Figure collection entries
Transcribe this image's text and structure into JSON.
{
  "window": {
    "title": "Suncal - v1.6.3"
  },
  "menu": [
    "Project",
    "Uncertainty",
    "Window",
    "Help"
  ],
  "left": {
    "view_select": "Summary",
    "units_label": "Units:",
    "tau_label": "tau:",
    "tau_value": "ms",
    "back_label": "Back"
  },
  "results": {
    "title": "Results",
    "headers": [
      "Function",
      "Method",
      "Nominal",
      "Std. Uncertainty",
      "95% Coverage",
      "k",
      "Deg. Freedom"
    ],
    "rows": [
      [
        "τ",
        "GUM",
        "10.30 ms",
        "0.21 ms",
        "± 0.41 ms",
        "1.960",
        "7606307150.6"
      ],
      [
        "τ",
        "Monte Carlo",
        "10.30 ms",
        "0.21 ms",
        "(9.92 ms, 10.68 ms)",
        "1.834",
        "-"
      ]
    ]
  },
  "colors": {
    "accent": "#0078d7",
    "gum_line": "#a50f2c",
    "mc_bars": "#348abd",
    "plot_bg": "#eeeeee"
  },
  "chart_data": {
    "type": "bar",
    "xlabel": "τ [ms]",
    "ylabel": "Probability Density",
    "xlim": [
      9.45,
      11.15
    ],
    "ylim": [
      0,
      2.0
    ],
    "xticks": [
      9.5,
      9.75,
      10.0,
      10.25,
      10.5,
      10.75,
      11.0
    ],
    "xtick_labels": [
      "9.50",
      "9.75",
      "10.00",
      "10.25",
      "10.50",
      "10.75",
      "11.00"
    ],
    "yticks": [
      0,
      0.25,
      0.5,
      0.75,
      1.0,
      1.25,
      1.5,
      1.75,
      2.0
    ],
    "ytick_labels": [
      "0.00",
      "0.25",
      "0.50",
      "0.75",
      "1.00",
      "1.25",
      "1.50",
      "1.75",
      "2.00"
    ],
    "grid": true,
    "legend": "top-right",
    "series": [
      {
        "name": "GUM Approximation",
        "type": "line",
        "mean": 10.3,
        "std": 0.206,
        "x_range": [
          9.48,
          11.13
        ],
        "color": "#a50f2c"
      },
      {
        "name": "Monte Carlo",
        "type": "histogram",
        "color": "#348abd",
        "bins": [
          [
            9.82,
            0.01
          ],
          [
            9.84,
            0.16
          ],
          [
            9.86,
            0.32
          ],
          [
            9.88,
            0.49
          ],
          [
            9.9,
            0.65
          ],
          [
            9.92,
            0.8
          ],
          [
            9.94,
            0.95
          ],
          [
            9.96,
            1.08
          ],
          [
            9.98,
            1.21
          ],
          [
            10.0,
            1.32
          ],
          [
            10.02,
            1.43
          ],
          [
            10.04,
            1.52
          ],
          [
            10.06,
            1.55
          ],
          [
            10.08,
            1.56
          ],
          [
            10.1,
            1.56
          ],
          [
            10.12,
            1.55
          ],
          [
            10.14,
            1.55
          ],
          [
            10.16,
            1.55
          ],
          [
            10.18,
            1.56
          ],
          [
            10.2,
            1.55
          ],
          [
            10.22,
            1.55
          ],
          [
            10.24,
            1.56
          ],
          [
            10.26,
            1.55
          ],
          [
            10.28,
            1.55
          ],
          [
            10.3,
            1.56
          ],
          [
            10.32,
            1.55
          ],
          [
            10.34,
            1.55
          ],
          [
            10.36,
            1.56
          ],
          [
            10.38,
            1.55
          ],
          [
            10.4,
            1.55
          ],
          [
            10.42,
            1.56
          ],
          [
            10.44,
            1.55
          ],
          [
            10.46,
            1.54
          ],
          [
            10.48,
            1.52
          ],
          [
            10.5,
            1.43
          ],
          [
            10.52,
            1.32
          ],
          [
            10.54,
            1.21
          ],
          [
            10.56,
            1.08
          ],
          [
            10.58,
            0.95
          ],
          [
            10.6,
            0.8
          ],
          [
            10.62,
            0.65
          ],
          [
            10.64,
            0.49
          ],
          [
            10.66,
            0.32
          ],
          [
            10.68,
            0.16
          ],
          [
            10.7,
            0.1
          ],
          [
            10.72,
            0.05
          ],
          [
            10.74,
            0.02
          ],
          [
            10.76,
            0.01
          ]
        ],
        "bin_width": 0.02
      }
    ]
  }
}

• [The exercise]
Print every entry exactly as it appears.

• [Worked solution]
Transcribe this image's text and structure into JSON.
{
  "window": {
    "title": "Suncal - v1.6.3"
  },
  "menu": [
    "Project",
    "Uncertainty",
    "Window",
    "Help"
  ],
  "left": {
    "view_select": "Summary",
    "units_label": "Units:",
    "tau_label": "tau:",
    "tau_value": "ms",
    "back_label": "Back"
  },
  "results": {
    "title": "Results",
    "headers": [
      "Function",
      "Method",
      "Nominal",
      "Std. Uncertainty",
      "95% Coverage",
      "k",
      "Deg. Freedom"
    ],
    "rows": [
      [
        "τ",
        "GUM",
        "10.30 ms",
        "0.21 ms",
        "± 0.41 ms",
        "1.960",
        "7606307150.6"
      ],
      [
        "τ",
        "Monte Carlo",
        "10.30 ms",
        "0.21 ms",
        "(9.92 ms, 10.68 ms)",
        "1.834",
        "-"
      ]
    ]
  },
  "colors": {
    "accent": "#0078d7",
    "gum_line": "#a50f2c",
    "mc_bars": "#348abd",
    "plot_bg": "#eeeeee"
  },
  "chart_data": {
    "type": "bar",
    "xlabel": "τ [ms]",
    "ylabel": "Probability Density",
    "xlim": [
      9.45,
      11.15
    ],
    "ylim": [
      0,
      2.0
    ],
    "xticks": [
      9.5,
      9.75,
      10.0,
      10.25,
      10.5,
      10.75,
      11.0
    ],
    "xtick_labels": [
      "9.50",
      "9.75",
      "10.00",
      "10.25",
      "10.50",
      "10.75",
      "11.00"
    ],
    "yticks": [
      0,
      0.25,
      0.5,
      0.75,
      1.0,
      1.25,
      1.5,
      1.75,
      2.0
    ],
    "ytick_labels": [
      "0.00",
      "0.25",
      "0.50",
      "0.75",
      "1.00",
      "1.25",
      "1.50",
      "1.75",
      "2.00"
    ],
    "grid": true,
    "legend": "top-right",
    "series": [
      {
        "name": "GUM Approximation",
        "type": "line",
        "mean": 10.3,
        "std": 0.206,
        "x_range": [
          9.48,
          11.13
        ],
        "color": "#a50f2c"
      },
      {
        "name": "Monte Carlo",
        "type": "histogram",
        "color": "#348abd",
        "bins": [
          [
            9.82,
            0.01
          ],
          [
            9.84,
            0.16
          ],
          [
            9.86,
            0.32
          ],
          [
            9.88,
            0.49
          ],
          [
            9.9,
            0.65
          ],
          [
            9.92,
            0.8
          ],
          [
            9.94,
            0.95
          ],
          [
            9.96,
            1.08
          ],
          [
            9.98,
            1.21
          ],
          [
            10.0,
            1.32
          ],
          [
            10.02,
            1.43
          ],
          [
            10.04,
            1.52
          ],
          [
            10.06,
            1.55
          ],
          [
            10.08,
            1.56
          ],
          [
            10.1,
            1.56
          ],
          [
            10.12,
            1.55
          ],
          [
            10.14,
            1.55
          ],
          [
            10.16,
            1.55
          ],
          [
            10.18,
            1.56
          ],
          [
            10.2,
            1.55
          ],
          [
            10.22,
            1.55
          ],
          [
            10.24,
            1.56
          ],
          [
            10.26,
            1.55
          ],
          [
            10.28,
            1.55
          ],
          [
            10.3,
            1.56
          ],
          [
            10.32,
            1.55
          ],
          [
            10.34,
            1.55
          ],
          [
            10.36,
            1.56
          ],
          [
            10.38,
            1.55
          ],
          [
            10.4,
            1.55
          ],
          [
            10.42,
            1.56
          ],
          [
            10.44,
            1.55
          ],
          [
            10.46,
            1.54
          ],
          [
            10.48,
            1.52
          ],
          [
            10.5,
            1.43
          ],
          [
            10.52,
            1.32
          ],
          [
            10.54,
            1.21
          ],
          [
            10.56,
            1.08
          ],
          [
            10.58,
            0.95
          ],
          [
            10.6,
            0.8
          ],
          [
            10.62,
            0.65
          ],
          [
            10.64,
            0.49
          ],
          [
            10.66,
            0.32
          ],
          [
            10.68,
            0.16
          ],
          [
            10.7,
            0.1
          ],
          [
            10.72,
            0.05
          ],
          [
            10.74,
            0.02
          ],
          [
            10.76,
            0.01
          ]
        ],
        "bin_width": 0.02
      }
    ]
  }
}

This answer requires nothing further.